[INFORMATION PROVIDED start]

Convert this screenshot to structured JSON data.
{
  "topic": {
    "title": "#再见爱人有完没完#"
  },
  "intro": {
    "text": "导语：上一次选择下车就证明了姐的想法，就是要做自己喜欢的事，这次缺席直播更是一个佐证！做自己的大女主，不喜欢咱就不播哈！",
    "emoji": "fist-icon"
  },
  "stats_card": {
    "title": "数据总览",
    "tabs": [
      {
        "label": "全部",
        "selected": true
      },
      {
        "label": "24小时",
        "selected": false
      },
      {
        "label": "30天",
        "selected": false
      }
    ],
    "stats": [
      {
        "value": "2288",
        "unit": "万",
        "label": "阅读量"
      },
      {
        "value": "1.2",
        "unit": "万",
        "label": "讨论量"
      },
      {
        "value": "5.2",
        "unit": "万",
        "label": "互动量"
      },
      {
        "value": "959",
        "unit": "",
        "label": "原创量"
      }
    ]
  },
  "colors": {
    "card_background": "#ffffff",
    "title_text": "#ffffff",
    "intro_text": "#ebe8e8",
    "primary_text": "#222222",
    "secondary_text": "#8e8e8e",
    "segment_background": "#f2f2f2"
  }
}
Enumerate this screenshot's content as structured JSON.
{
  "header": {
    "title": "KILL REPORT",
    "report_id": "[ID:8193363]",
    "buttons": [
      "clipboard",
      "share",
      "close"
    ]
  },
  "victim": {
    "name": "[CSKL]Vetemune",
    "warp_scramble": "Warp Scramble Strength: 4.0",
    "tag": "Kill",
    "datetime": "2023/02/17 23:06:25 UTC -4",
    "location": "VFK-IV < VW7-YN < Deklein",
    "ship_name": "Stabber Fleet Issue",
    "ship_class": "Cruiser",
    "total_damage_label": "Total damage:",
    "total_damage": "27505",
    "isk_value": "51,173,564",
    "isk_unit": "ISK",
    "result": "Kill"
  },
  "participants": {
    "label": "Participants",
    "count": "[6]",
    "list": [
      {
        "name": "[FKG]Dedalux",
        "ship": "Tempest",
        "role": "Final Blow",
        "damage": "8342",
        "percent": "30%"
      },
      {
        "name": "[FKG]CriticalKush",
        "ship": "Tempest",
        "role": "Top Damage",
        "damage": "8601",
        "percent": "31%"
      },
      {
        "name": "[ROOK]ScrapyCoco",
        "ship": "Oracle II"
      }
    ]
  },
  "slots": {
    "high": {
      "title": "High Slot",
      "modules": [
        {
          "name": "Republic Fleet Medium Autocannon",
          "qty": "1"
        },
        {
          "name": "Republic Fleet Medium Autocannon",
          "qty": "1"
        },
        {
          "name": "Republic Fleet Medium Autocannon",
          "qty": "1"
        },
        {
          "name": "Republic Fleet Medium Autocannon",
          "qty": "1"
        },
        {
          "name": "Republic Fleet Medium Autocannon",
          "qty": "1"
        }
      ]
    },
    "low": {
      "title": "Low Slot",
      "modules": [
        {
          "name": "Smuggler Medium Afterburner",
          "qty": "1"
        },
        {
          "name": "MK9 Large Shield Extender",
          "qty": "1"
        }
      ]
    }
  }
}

[INFORMATION PROVIDED end]

**THE TASK:** Using the listing, say how many lines include the word "structured", and add nothing else.

**SOLUTION TO THIS EXERCISE:** 2